◆ **Problem statement**:
Take the data below and repeat it exactly.

Dataset records:
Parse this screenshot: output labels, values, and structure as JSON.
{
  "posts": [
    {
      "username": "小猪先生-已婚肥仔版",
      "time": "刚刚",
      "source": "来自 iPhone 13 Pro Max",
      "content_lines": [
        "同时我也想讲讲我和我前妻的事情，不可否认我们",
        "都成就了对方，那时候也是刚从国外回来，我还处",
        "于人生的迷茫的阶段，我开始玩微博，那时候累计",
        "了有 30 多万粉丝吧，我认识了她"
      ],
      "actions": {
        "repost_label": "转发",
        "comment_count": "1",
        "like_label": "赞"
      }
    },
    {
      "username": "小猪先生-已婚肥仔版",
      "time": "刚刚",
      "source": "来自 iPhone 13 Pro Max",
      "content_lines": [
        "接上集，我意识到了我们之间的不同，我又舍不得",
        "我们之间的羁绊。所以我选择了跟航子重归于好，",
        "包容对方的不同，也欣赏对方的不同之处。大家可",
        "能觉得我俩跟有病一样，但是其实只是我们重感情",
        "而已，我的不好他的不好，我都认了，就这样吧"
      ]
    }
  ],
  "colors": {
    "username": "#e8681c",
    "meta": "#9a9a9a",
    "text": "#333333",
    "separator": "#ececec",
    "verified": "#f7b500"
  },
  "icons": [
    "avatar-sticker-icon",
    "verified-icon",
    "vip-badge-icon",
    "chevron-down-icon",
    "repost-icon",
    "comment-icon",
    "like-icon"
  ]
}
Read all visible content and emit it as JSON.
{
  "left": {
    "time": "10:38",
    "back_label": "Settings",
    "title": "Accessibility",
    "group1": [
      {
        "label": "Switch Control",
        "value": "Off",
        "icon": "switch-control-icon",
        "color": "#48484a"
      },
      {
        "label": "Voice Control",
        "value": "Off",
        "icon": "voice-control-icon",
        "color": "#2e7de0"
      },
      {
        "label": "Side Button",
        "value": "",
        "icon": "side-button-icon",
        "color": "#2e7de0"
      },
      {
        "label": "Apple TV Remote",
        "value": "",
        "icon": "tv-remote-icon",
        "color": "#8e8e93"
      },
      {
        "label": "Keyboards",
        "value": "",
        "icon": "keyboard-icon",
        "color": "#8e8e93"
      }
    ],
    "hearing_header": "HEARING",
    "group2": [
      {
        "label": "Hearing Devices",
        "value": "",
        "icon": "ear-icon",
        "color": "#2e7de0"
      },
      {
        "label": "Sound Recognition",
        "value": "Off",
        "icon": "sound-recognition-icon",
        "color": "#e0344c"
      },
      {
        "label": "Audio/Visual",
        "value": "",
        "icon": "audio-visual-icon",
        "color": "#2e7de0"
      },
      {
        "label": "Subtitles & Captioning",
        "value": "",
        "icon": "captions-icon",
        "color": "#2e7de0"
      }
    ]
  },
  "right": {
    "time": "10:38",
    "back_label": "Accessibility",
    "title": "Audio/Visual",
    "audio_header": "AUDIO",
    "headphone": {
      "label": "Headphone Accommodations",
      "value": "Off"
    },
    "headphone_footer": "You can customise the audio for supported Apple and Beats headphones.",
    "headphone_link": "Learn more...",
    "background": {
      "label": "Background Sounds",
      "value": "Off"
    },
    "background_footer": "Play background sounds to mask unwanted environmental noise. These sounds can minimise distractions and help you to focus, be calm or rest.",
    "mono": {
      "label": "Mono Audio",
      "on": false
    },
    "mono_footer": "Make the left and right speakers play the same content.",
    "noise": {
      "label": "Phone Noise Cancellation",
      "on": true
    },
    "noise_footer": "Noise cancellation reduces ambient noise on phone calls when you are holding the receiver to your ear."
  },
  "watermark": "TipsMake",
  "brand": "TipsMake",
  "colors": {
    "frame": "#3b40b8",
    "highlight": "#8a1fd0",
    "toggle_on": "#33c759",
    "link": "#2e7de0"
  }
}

◆ **Answer to this task**:
Parse this screenshot: output labels, values, and structure as JSON.
{
  "posts": [
    {
      "username": "小猪先生-已婚肥仔版",
      "time": "刚刚",
      "source": "来自 iPhone 13 Pro Max",
      "content_lines": [
        "同时我也想讲讲我和我前妻的事情，不可否认我们",
        "都成就了对方，那时候也是刚从国外回来，我还处",
        "于人生的迷茫的阶段，我开始玩微博，那时候累计",
        "了有 30 多万粉丝吧，我认识了她"
      ],
      "actions": {
        "repost_label": "转发",
        "comment_count": "1",
        "like_label": "赞"
      }
    },
    {
      "username": "小猪先生-已婚肥仔版",
      "time": "刚刚",
      "source": "来自 iPhone 13 Pro Max",
      "content_lines": [
        "接上集，我意识到了我们之间的不同，我又舍不得",
        "我们之间的羁绊。所以我选择了跟航子重归于好，",
        "包容对方的不同，也欣赏对方的不同之处。大家可",
        "能觉得我俩跟有病一样，但是其实只是我们重感情",
        "而已，我的不好他的不好，我都认了，就这样吧"
      ]
    }
  ],
  "colors": {
    "username": "#e8681c",
    "meta": "#9a9a9a",
    "text": "#333333",
    "separator": "#ececec",
    "verified": "#f7b500"
  },
  "icons": [
    "avatar-sticker-icon",
    "verified-icon",
    "vip-badge-icon",
    "chevron-down-icon",
    "repost-icon",
    "comment-icon",
    "like-icon"
  ]
}
Read all visible content and emit it as JSON.
{
  "left": {
    "time": "10:38",
    "back_label": "Settings",
    "title": "Accessibility",
    "group1": [
      {
        "label": "Switch Control",
        "value": "Off",
        "icon": "switch-control-icon",
        "color": "#48484a"
      },
      {
        "label": "Voice Control",
        "value": "Off",
        "icon": "voice-control-icon",
        "color": "#2e7de0"
      },
      {
        "label": "Side Button",
        "value": "",
        "icon": "side-button-icon",
        "color": "#2e7de0"
      },
      {
        "label": "Apple TV Remote",
        "value": "",
        "icon": "tv-remote-icon",
        "color": "#8e8e93"
      },
      {
        "label": "Keyboards",
        "value": "",
        "icon": "keyboard-icon",
        "color": "#8e8e93"
      }
    ],
    "hearing_header": "HEARING",
    "group2": [
      {
        "label": "Hearing Devices",
        "value": "",
        "icon": "ear-icon",
        "color": "#2e7de0"
      },
      {
        "label": "Sound Recognition",
        "value": "Off",
        "icon": "sound-recognition-icon",
        "color": "#e0344c"
      },
      {
        "label": "Audio/Visual",
        "value": "",
        "icon": "audio-visual-icon",
        "color": "#2e7de0"
      },
      {
        "label": "Subtitles & Captioning",
        "value": "",
        "icon": "captions-icon",
        "color": "#2e7de0"
      }
    ]
  },
  "right": {
    "time": "10:38",
    "back_label": "Accessibility",
    "title": "Audio/Visual",
    "audio_header": "AUDIO",
    "headphone": {
      "label": "Headphone Accommodations",
      "value": "Off"
    },
    "headphone_footer": "You can customise the audio for supported Apple and Beats headphones.",
    "headphone_link": "Learn more...",
    "background": {
      "label": "Background Sounds",
      "value": "Off"
    },
    "background_footer": "Play background sounds to mask unwanted environmental noise. These sounds can minimise distractions and help you to focus, be calm or rest.",
    "mono": {
      "label": "Mono Audio",
      "on": false
    },
    "mono_footer": "Make the left and right speakers play the same content.",
    "noise": {
      "label": "Phone Noise Cancellation",
      "on": true
    },
    "noise_footer": "Noise cancellation reduces ambient noise on phone calls when you are holding the receiver to your ear."
  },
  "watermark": "TipsMake",
  "brand": "TipsMake",
  "colors": {
    "frame": "#3b40b8",
    "highlight": "#8a1fd0",
    "toggle_on": "#33c759",
    "link": "#2e7de0"
  }
}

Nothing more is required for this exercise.